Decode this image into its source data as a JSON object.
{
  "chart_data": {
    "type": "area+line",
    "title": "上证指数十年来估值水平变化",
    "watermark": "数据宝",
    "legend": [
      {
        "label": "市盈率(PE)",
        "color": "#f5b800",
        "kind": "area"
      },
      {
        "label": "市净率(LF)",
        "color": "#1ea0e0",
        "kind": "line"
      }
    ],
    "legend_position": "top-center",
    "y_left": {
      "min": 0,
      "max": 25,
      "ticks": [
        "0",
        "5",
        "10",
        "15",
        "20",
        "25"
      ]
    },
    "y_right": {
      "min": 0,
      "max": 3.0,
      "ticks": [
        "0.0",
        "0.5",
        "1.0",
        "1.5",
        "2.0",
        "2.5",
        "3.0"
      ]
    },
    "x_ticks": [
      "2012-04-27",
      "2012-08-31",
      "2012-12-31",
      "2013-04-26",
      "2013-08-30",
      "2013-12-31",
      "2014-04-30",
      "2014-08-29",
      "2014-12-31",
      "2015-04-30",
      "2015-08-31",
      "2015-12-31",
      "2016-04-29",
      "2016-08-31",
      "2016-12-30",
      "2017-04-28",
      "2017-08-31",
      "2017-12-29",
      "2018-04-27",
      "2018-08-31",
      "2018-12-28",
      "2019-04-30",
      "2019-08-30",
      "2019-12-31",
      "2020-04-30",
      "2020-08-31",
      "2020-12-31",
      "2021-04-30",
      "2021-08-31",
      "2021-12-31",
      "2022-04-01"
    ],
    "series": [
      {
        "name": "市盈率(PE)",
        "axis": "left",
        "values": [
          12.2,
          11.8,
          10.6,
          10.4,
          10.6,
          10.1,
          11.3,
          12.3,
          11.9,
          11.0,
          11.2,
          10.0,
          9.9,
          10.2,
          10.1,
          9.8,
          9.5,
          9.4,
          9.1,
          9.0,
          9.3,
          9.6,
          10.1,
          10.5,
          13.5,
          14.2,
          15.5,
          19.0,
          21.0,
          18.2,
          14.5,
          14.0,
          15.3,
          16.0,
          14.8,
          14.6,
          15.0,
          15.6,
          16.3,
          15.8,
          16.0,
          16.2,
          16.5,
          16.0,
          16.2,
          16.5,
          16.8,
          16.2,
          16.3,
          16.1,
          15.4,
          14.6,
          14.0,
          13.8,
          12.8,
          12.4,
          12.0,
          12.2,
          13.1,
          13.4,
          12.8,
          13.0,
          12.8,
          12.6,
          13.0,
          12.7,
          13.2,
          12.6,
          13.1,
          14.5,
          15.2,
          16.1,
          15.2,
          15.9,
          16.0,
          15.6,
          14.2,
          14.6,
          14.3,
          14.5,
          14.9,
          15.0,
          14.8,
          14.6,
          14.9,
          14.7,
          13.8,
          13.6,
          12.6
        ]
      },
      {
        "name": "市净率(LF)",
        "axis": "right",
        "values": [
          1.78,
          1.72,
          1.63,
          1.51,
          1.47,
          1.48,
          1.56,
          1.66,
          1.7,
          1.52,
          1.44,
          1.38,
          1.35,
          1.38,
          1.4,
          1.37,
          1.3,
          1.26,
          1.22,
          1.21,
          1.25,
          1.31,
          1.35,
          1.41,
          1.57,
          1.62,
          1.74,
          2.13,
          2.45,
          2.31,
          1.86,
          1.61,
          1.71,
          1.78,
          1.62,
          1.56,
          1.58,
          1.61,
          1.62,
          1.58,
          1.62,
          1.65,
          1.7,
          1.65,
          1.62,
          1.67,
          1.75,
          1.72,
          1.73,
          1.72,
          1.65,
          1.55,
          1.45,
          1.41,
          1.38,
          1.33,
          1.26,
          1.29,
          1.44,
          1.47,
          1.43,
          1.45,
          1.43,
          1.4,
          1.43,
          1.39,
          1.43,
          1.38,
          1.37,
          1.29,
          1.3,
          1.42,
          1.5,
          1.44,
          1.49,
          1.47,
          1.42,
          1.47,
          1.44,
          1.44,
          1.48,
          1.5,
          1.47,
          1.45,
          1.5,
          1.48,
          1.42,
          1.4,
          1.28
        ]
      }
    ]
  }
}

:: Goal of the exercise ::
From the records above, please extract every line and repeat it exactly.

:: The output ::
Decode this image into its source data as a JSON object.
{
  "chart_data": {
    "type": "area+line",
    "title": "上证指数十年来估值水平变化",
    "watermark": "数据宝",
    "legend": [
      {
        "label": "市盈率(PE)",
        "color": "#f5b800",
        "kind": "area"
      },
      {
        "label": "市净率(LF)",
        "color": "#1ea0e0",
        "kind": "line"
      }
    ],
    "legend_position": "top-center",
    "y_left": {
      "min": 0,
      "max": 25,
      "ticks": [
        "0",
        "5",
        "10",
        "15",
        "20",
        "25"
      ]
    },
    "y_right": {
      "min": 0,
      "max": 3.0,
      "ticks": [
        "0.0",
        "0.5",
        "1.0",
        "1.5",
        "2.0",
        "2.5",
        "3.0"
      ]
    },
    "x_ticks": [
      "2012-04-27",
      "2012-08-31",
      "2012-12-31",
      "2013-04-26",
      "2013-08-30",
      "2013-12-31",
      "2014-04-30",
      "2014-08-29",
      "2014-12-31",
      "2015-04-30",
      "2015-08-31",
      "2015-12-31",
      "2016-04-29",
      "2016-08-31",
      "2016-12-30",
      "2017-04-28",
      "2017-08-31",
      "2017-12-29",
      "2018-04-27",
      "2018-08-31",
      "2018-12-28",
      "2019-04-30",
      "2019-08-30",
      "2019-12-31",
      "2020-04-30",
      "2020-08-31",
      "2020-12-31",
      "2021-04-30",
      "2021-08-31",
      "2021-12-31",
      "2022-04-01"
    ],
    "series": [
      {
        "name": "市盈率(PE)",
        "axis": "left",
        "values": [
          12.2,
          11.8,
          10.6,
          10.4,
          10.6,
          10.1,
          11.3,
          12.3,
          11.9,
          11.0,
          11.2,
          10.0,
          9.9,
          10.2,
          10.1,
          9.8,
          9.5,
          9.4,
          9.1,
          9.0,
          9.3,
          9.6,
          10.1,
          10.5,
          13.5,
          14.2,
          15.5,
          19.0,
          21.0,
          18.2,
          14.5,
          14.0,
          15.3,
          16.0,
          14.8,
          14.6,
          15.0,
          15.6,
          16.3,
          15.8,
          16.0,
          16.2,
          16.5,
          16.0,
          16.2,
          16.5,
          16.8,
          16.2,
          16.3,
          16.1,
          15.4,
          14.6,
          14.0,
          13.8,
          12.8,
          12.4,
          12.0,
          12.2,
          13.1,
          13.4,
          12.8,
          13.0,
          12.8,
          12.6,
          13.0,
          12.7,
          13.2,
          12.6,
          13.1,
          14.5,
          15.2,
          16.1,
          15.2,
          15.9,
          16.0,
          15.6,
          14.2,
          14.6,
          14.3,
          14.5,
          14.9,
          15.0,
          14.8,
          14.6,
          14.9,
          14.7,
          13.8,
          13.6,
          12.6
        ]
      },
      {
        "name": "市净率(LF)",
        "axis": "right",
        "values": [
          1.78,
          1.72,
          1.63,
          1.51,
          1.47,
          1.48,
          1.56,
          1.66,
          1.7,
          1.52,
          1.44,
          1.38,
          1.35,
          1.38,
          1.4,
          1.37,
          1.3,
          1.26,
          1.22,
          1.21,
          1.25,
          1.31,
          1.35,
          1.41,
          1.57,
          1.62,
          1.74,
          2.13,
          2.45,
          2.31,
          1.86,
          1.61,
          1.71,
          1.78,
          1.62,
          1.56,
          1.58,
          1.61,
          1.62,
          1.58,
          1.62,
          1.65,
          1.7,
          1.65,
          1.62,
          1.67,
          1.75,
          1.72,
          1.73,
          1.72,
          1.65,
          1.55,
          1.45,
          1.41,
          1.38,
          1.33,
          1.26,
          1.29,
          1.44,
          1.47,
          1.43,
          1.45,
          1.43,
          1.4,
          1.43,
          1.39,
          1.43,
          1.38,
          1.37,
          1.29,
          1.3,
          1.42,
          1.5,
          1.44,
          1.49,
          1.47,
          1.42,
          1.47,
          1.44,
          1.44,
          1.48,
          1.5,
          1.47,
          1.45,
          1.5,
          1.48,
          1.42,
          1.4,
          1.28
        ]
      }
    ]
  }
}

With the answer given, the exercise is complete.